| What you are asked to do |
Using the listing below, select the lines with the word "переднюю" and copy them.

-- START OF Stored records --

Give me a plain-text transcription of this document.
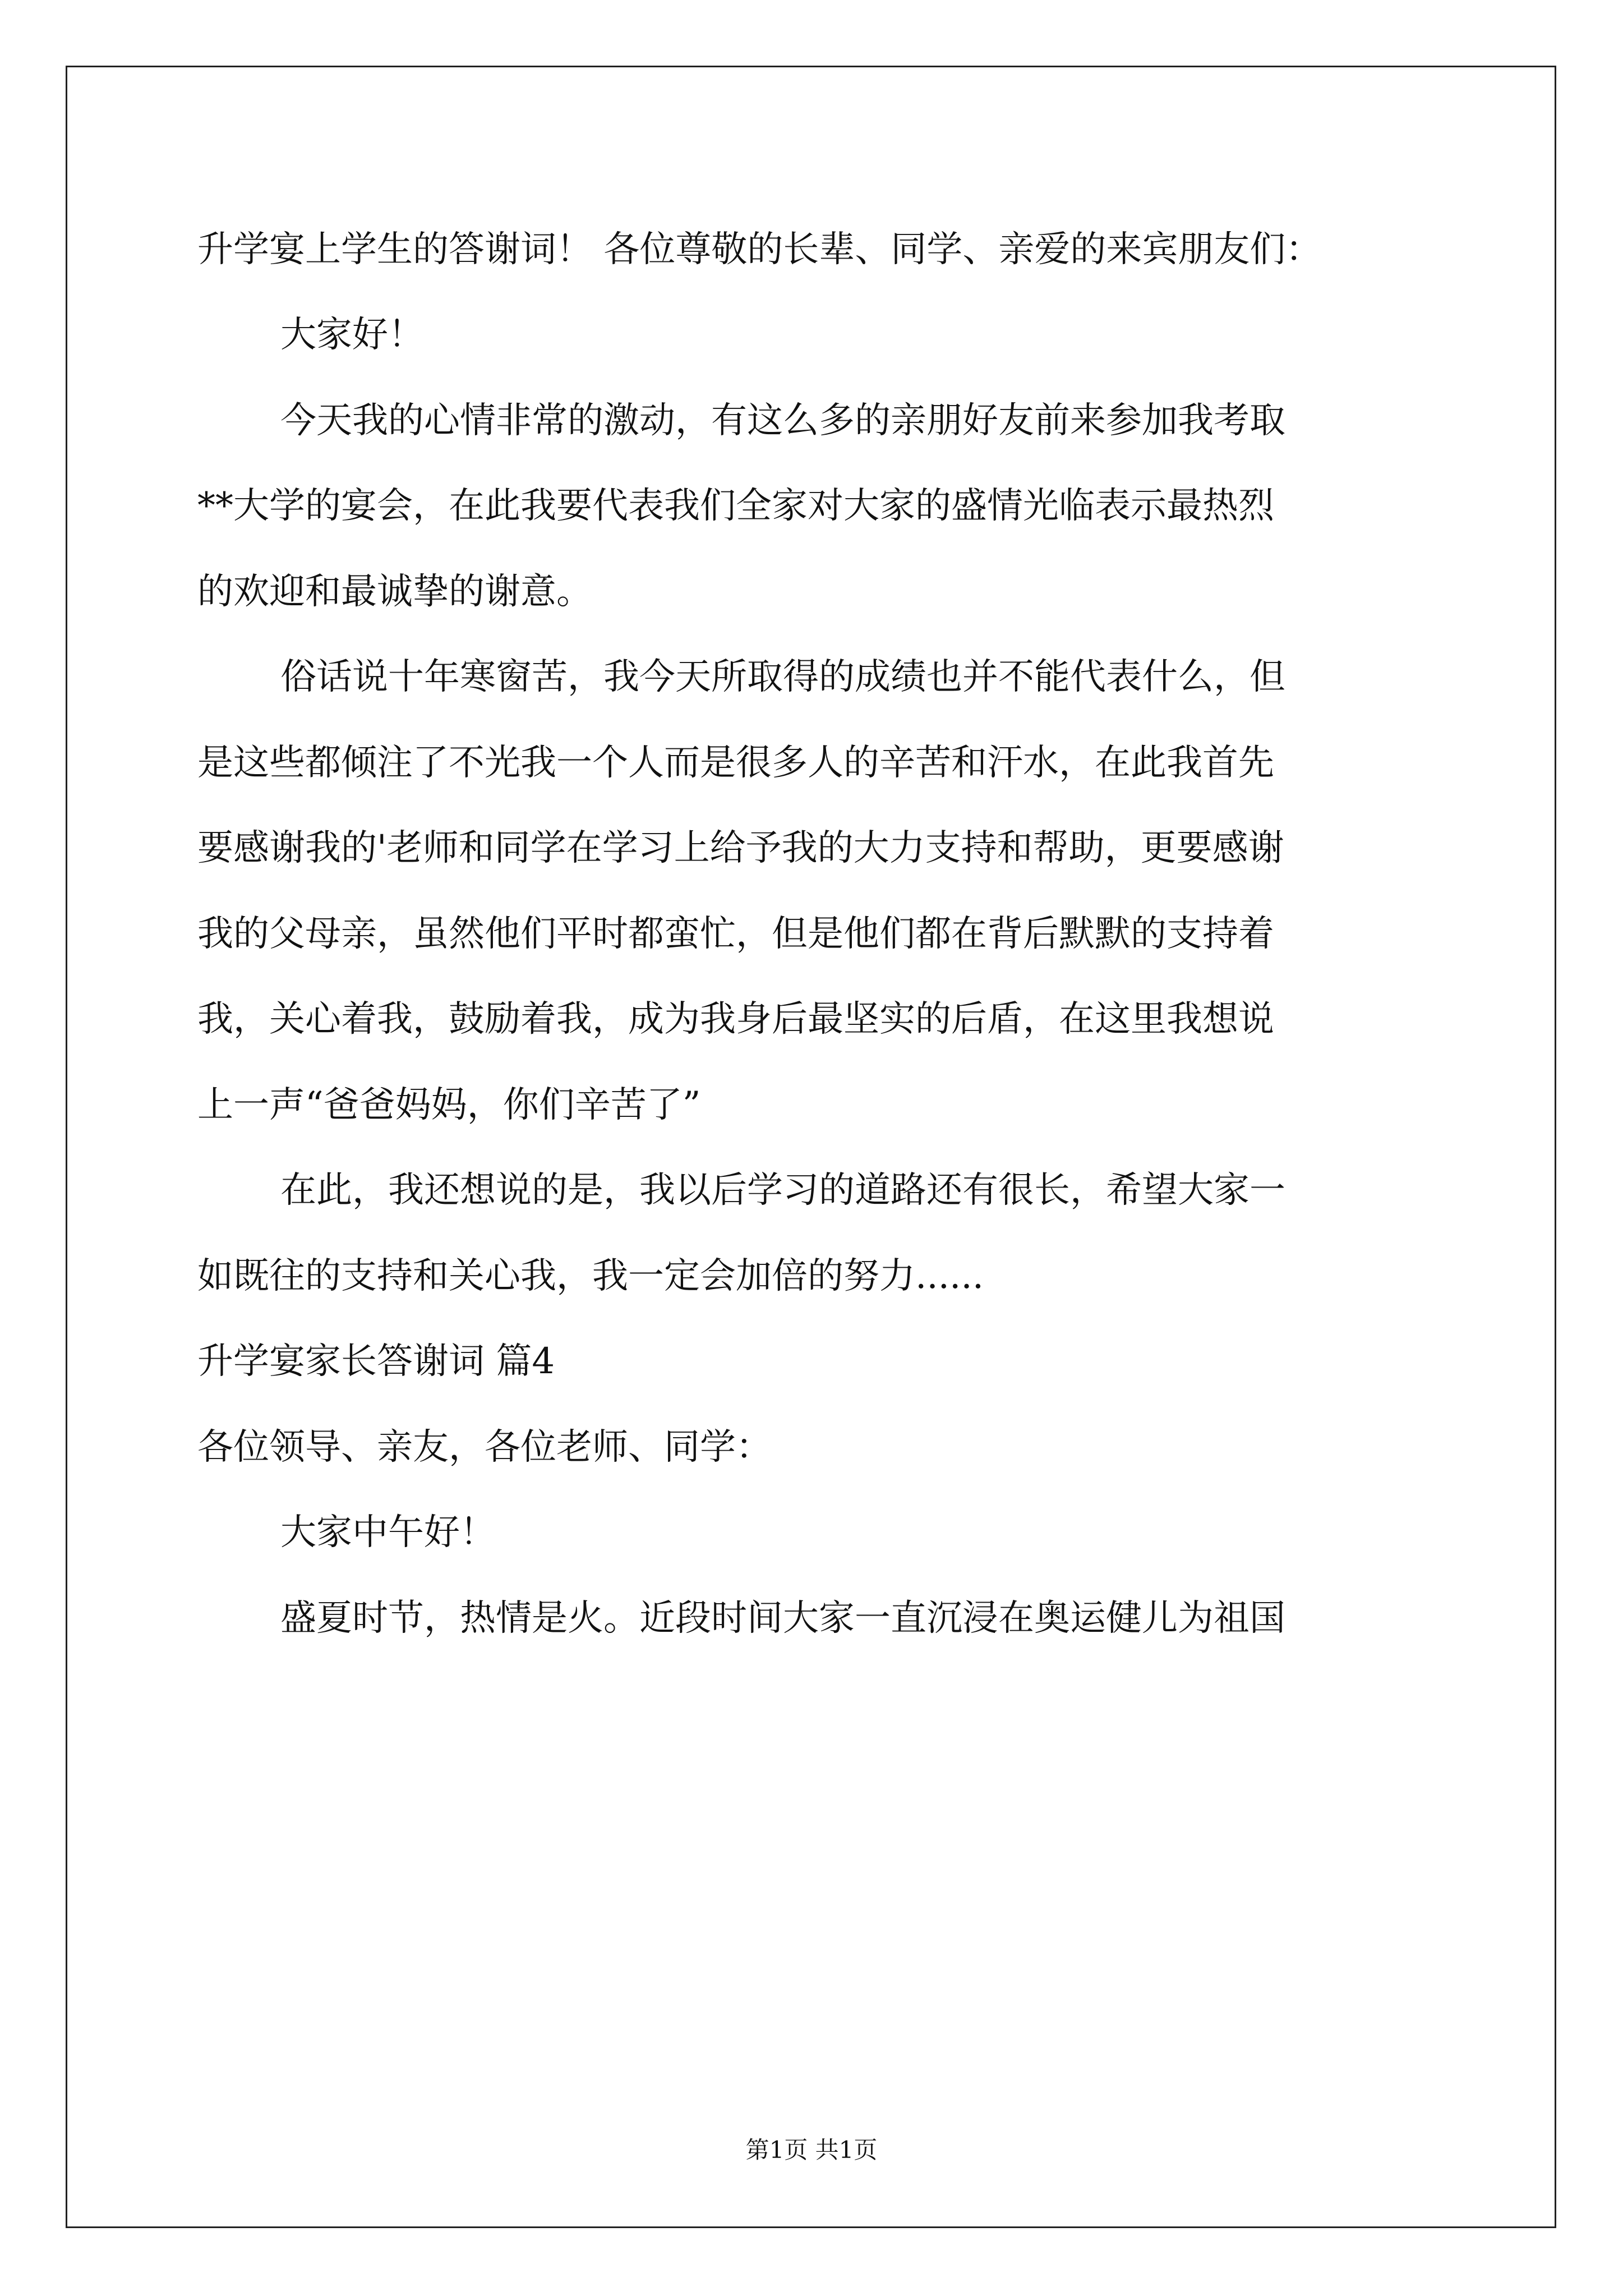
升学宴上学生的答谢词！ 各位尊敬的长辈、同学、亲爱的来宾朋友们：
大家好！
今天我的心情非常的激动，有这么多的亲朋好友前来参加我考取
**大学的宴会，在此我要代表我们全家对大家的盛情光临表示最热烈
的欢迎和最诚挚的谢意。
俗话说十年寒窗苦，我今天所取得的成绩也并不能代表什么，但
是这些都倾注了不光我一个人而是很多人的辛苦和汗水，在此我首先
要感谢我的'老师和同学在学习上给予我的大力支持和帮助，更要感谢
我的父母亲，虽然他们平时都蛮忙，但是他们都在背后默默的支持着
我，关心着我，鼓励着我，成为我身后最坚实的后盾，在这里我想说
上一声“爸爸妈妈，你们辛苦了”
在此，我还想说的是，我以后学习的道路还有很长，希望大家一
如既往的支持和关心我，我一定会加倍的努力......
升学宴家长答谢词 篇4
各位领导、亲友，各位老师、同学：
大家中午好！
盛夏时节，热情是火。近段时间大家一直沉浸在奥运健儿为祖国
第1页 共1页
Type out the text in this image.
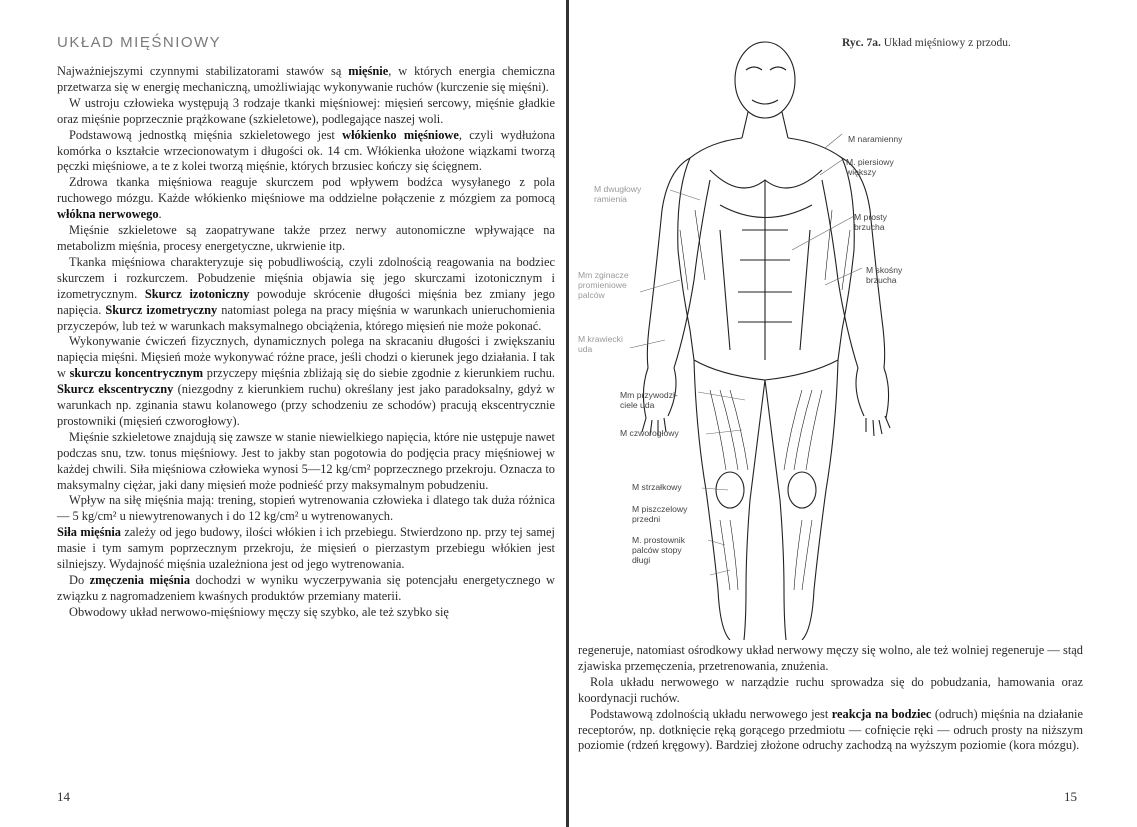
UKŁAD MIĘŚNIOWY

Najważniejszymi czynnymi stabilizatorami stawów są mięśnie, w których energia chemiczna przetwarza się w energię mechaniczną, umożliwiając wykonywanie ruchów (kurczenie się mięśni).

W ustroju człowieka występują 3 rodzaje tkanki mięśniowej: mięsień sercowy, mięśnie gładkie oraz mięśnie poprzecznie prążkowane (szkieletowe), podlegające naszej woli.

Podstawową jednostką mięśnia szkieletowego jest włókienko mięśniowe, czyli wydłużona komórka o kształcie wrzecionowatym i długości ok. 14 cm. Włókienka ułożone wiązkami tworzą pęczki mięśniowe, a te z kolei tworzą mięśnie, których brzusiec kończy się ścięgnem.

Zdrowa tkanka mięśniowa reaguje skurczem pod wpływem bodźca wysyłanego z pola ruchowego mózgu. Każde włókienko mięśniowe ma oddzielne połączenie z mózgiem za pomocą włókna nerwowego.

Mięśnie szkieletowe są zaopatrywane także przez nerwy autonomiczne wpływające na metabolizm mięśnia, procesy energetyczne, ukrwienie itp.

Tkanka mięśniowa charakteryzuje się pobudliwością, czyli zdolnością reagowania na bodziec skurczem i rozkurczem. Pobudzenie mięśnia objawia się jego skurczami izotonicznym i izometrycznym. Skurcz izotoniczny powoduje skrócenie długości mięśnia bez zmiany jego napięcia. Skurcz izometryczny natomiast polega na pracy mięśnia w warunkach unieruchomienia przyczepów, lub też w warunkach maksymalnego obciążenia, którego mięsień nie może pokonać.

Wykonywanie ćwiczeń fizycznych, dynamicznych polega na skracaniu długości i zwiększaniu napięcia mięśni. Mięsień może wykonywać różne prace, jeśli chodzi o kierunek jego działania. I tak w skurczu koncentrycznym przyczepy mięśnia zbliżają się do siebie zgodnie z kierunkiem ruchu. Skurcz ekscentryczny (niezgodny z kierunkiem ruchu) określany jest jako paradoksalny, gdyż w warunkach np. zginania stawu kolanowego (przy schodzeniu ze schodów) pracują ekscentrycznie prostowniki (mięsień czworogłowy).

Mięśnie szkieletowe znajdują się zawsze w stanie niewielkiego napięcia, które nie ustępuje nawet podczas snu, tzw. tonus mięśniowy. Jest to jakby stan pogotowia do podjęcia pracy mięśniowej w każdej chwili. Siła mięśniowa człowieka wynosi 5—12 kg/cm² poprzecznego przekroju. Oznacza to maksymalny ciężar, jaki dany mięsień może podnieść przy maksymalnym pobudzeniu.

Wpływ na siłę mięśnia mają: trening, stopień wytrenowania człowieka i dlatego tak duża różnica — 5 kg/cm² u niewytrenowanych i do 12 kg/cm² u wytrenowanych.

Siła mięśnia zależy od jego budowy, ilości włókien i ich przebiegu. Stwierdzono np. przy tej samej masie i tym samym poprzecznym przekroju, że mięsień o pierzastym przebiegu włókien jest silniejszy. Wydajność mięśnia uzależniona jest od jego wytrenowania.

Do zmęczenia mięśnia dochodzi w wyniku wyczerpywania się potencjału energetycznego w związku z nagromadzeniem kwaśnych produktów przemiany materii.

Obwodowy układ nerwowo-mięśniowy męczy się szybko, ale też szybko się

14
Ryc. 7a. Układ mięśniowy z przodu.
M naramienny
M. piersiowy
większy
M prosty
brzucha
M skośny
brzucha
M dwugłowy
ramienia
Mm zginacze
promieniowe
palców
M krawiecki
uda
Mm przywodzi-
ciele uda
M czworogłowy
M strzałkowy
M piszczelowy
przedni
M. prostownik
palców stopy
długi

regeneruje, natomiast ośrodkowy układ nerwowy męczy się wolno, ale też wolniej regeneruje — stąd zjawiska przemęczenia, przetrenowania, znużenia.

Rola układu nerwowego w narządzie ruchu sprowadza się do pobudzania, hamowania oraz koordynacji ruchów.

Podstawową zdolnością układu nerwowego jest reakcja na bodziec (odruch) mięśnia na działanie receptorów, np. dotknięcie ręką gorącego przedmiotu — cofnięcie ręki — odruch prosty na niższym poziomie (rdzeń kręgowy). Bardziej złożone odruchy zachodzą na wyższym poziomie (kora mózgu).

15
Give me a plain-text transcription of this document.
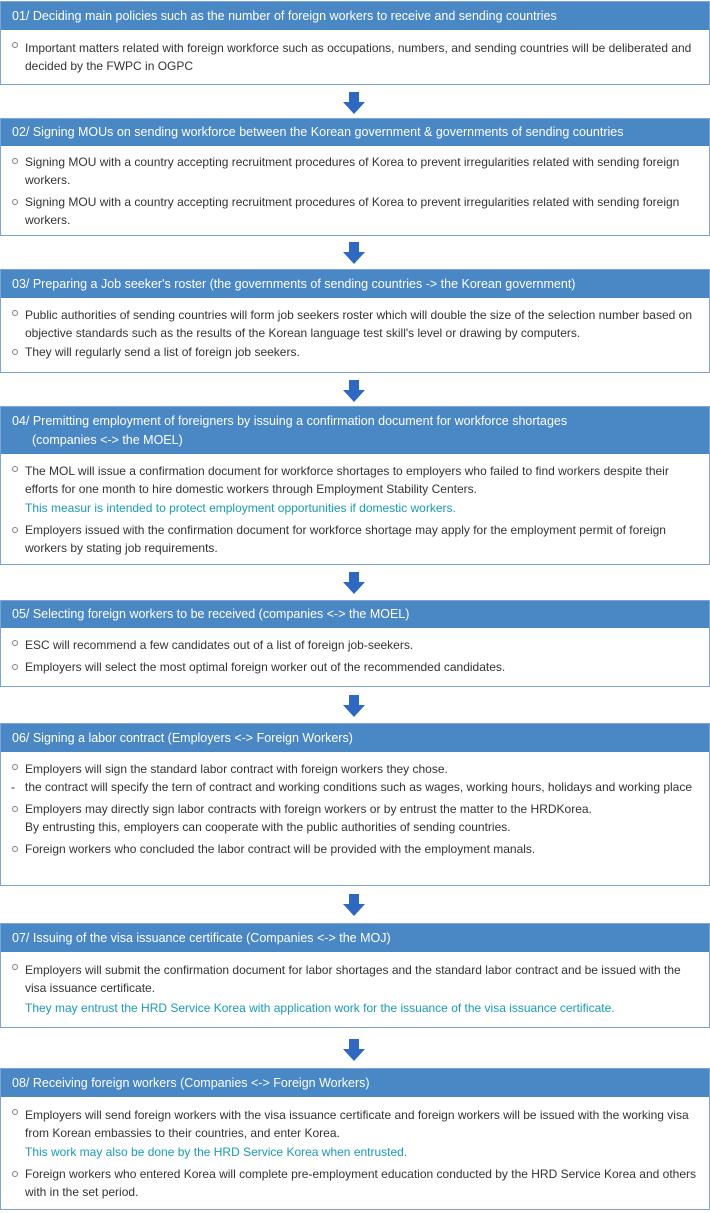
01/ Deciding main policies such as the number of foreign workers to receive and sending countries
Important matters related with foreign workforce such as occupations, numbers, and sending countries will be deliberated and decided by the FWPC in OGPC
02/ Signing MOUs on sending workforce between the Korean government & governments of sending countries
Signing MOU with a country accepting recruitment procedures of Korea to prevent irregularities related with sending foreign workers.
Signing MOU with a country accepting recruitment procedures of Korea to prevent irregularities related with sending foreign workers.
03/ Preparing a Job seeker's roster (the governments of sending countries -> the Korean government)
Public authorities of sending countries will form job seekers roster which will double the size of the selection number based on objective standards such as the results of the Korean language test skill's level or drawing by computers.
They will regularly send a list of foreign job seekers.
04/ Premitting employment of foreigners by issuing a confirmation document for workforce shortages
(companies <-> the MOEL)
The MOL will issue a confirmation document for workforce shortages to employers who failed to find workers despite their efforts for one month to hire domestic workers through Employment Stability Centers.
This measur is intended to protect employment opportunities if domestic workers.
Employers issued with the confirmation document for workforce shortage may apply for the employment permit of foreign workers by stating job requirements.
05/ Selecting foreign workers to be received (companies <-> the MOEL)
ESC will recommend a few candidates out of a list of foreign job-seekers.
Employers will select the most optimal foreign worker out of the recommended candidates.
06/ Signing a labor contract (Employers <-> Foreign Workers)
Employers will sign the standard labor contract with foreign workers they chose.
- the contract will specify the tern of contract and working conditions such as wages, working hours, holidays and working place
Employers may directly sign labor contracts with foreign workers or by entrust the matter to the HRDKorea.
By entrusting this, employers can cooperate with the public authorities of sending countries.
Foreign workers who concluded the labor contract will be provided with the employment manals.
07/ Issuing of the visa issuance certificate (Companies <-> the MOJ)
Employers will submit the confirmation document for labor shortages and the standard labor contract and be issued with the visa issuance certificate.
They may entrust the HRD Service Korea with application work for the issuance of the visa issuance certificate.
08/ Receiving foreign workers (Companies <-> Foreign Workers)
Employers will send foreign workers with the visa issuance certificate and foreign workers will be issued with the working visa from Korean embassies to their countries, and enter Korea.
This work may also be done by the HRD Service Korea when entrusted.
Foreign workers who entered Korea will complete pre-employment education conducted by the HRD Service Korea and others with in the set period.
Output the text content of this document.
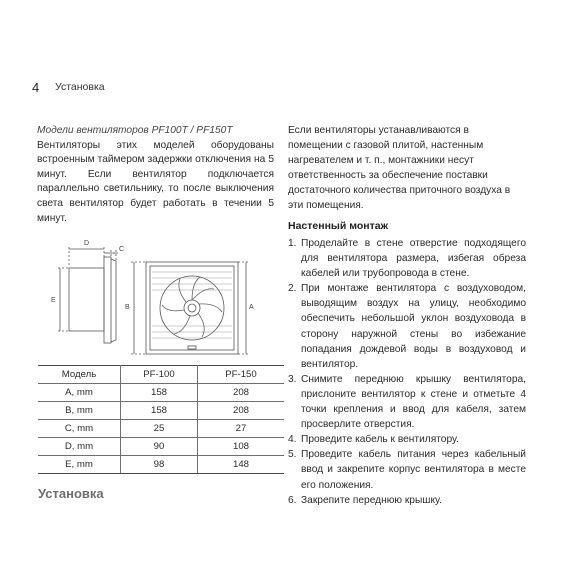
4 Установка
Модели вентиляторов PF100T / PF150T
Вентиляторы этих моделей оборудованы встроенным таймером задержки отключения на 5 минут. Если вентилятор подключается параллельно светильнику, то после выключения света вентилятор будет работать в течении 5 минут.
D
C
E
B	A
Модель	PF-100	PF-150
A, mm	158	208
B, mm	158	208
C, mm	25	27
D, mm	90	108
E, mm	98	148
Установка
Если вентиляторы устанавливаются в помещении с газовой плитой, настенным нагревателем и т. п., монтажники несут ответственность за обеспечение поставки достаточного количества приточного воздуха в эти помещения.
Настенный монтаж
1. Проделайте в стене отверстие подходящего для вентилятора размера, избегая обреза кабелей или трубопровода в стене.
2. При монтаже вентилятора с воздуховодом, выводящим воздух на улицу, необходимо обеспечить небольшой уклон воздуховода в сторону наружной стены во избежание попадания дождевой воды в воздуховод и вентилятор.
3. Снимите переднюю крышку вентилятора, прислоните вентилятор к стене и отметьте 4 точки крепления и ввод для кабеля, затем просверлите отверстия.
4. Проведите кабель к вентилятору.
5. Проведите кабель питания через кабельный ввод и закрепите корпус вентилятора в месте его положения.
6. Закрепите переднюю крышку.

-- END OF Stored records --

| In response |
3. Снимите переднюю крышку вентилятора, прислоните вентилятор к стене и отметьте 4 точки крепления и ввод для кабеля, затем просверлите отверстия.
6. Закрепите переднюю крышку.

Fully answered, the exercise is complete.